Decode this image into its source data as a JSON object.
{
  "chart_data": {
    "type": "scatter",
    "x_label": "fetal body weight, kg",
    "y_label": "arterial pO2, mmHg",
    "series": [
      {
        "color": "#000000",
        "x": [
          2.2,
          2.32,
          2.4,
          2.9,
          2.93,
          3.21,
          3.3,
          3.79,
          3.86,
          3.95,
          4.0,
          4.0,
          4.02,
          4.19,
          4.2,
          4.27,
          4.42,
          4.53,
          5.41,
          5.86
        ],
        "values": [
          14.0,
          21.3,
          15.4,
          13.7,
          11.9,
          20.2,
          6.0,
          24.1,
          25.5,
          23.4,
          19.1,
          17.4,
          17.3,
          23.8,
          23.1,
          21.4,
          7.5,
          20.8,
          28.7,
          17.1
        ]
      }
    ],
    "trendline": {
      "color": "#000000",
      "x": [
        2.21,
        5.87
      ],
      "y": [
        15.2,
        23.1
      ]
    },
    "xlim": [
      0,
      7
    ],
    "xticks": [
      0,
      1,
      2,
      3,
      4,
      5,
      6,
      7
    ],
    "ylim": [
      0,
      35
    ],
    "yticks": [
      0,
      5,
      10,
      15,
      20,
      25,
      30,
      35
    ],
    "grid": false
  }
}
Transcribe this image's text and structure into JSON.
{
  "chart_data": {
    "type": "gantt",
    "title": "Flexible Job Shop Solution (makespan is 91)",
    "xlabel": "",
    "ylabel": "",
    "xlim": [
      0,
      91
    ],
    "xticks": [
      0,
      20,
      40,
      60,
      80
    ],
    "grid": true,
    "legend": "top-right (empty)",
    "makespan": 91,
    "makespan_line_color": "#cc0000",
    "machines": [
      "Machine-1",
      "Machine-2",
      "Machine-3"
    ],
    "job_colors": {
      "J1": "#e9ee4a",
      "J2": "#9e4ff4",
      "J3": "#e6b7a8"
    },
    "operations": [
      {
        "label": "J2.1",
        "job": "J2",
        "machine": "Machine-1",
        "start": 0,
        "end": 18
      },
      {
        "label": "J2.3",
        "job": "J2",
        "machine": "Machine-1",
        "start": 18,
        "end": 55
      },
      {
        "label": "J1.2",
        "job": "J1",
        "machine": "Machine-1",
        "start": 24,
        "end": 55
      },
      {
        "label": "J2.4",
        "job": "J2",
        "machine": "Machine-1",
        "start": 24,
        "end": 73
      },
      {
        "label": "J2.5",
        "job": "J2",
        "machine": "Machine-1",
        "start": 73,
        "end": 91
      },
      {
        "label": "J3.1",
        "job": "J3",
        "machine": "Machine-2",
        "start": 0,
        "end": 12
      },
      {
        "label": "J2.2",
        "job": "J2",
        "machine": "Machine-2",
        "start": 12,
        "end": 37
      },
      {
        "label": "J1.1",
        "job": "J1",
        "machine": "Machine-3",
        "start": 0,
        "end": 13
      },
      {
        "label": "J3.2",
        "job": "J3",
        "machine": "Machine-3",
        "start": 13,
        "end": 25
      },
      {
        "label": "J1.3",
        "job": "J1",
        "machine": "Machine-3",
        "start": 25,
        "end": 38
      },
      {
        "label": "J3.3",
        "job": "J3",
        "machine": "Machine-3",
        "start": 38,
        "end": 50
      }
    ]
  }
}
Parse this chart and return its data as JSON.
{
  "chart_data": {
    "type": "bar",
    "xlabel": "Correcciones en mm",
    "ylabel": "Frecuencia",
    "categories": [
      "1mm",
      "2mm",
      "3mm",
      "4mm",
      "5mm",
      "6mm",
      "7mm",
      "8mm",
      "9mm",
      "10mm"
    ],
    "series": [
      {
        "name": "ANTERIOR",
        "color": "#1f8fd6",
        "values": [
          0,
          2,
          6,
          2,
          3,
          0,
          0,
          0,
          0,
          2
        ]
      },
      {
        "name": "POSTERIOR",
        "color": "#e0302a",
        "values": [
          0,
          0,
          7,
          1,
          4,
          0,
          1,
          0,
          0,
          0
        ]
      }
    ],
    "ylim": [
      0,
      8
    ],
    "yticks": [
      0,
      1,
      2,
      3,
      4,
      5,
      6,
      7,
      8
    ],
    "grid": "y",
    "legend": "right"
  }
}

Written exercise
Each entry must be reproduced verbatim.

Completed exercise
Decode this image into its source data as a JSON object.
{
  "chart_data": {
    "type": "scatter",
    "x_label": "fetal body weight, kg",
    "y_label": "arterial pO2, mmHg",
    "series": [
      {
        "color": "#000000",
        "x": [
          2.2,
          2.32,
          2.4,
          2.9,
          2.93,
          3.21,
          3.3,
          3.79,
          3.86,
          3.95,
          4.0,
          4.0,
          4.02,
          4.19,
          4.2,
          4.27,
          4.42,
          4.53,
          5.41,
          5.86
        ],
        "values": [
          14.0,
          21.3,
          15.4,
          13.7,
          11.9,
          20.2,
          6.0,
          24.1,
          25.5,
          23.4,
          19.1,
          17.4,
          17.3,
          23.8,
          23.1,
          21.4,
          7.5,
          20.8,
          28.7,
          17.1
        ]
      }
    ],
    "trendline": {
      "color": "#000000",
      "x": [
        2.21,
        5.87
      ],
      "y": [
        15.2,
        23.1
      ]
    },
    "xlim": [
      0,
      7
    ],
    "xticks": [
      0,
      1,
      2,
      3,
      4,
      5,
      6,
      7
    ],
    "ylim": [
      0,
      35
    ],
    "yticks": [
      0,
      5,
      10,
      15,
      20,
      25,
      30,
      35
    ],
    "grid": false
  }
}
Transcribe this image's text and structure into JSON.
{
  "chart_data": {
    "type": "gantt",
    "title": "Flexible Job Shop Solution (makespan is 91)",
    "xlabel": "",
    "ylabel": "",
    "xlim": [
      0,
      91
    ],
    "xticks": [
      0,
      20,
      40,
      60,
      80
    ],
    "grid": true,
    "legend": "top-right (empty)",
    "makespan": 91,
    "makespan_line_color": "#cc0000",
    "machines": [
      "Machine-1",
      "Machine-2",
      "Machine-3"
    ],
    "job_colors": {
      "J1": "#e9ee4a",
      "J2": "#9e4ff4",
      "J3": "#e6b7a8"
    },
    "operations": [
      {
        "label": "J2.1",
        "job": "J2",
        "machine": "Machine-1",
        "start": 0,
        "end": 18
      },
      {
        "label": "J2.3",
        "job": "J2",
        "machine": "Machine-1",
        "start": 18,
        "end": 55
      },
      {
        "label": "J1.2",
        "job": "J1",
        "machine": "Machine-1",
        "start": 24,
        "end": 55
      },
      {
        "label": "J2.4",
        "job": "J2",
        "machine": "Machine-1",
        "start": 24,
        "end": 73
      },
      {
        "label": "J2.5",
        "job": "J2",
        "machine": "Machine-1",
        "start": 73,
        "end": 91
      },
      {
        "label": "J3.1",
        "job": "J3",
        "machine": "Machine-2",
        "start": 0,
        "end": 12
      },
      {
        "label": "J2.2",
        "job": "J2",
        "machine": "Machine-2",
        "start": 12,
        "end": 37
      },
      {
        "label": "J1.1",
        "job": "J1",
        "machine": "Machine-3",
        "start": 0,
        "end": 13
      },
      {
        "label": "J3.2",
        "job": "J3",
        "machine": "Machine-3",
        "start": 13,
        "end": 25
      },
      {
        "label": "J1.3",
        "job": "J1",
        "machine": "Machine-3",
        "start": 25,
        "end": 38
      },
      {
        "label": "J3.3",
        "job": "J3",
        "machine": "Machine-3",
        "start": 38,
        "end": 50
      }
    ]
  }
}
Parse this chart and return its data as JSON.
{
  "chart_data": {
    "type": "bar",
    "xlabel": "Correcciones en mm",
    "ylabel": "Frecuencia",
    "categories": [
      "1mm",
      "2mm",
      "3mm",
      "4mm",
      "5mm",
      "6mm",
      "7mm",
      "8mm",
      "9mm",
      "10mm"
    ],
    "series": [
      {
        "name": "ANTERIOR",
        "color": "#1f8fd6",
        "values": [
          0,
          2,
          6,
          2,
          3,
          0,
          0,
          0,
          0,
          2
        ]
      },
      {
        "name": "POSTERIOR",
        "color": "#e0302a",
        "values": [
          0,
          0,
          7,
          1,
          4,
          0,
          1,
          0,
          0,
          0
        ]
      }
    ],
    "ylim": [
      0,
      8
    ],
    "yticks": [
      0,
      1,
      2,
      3,
      4,
      5,
      6,
      7,
      8
    ],
    "grid": "y",
    "legend": "right"
  }
}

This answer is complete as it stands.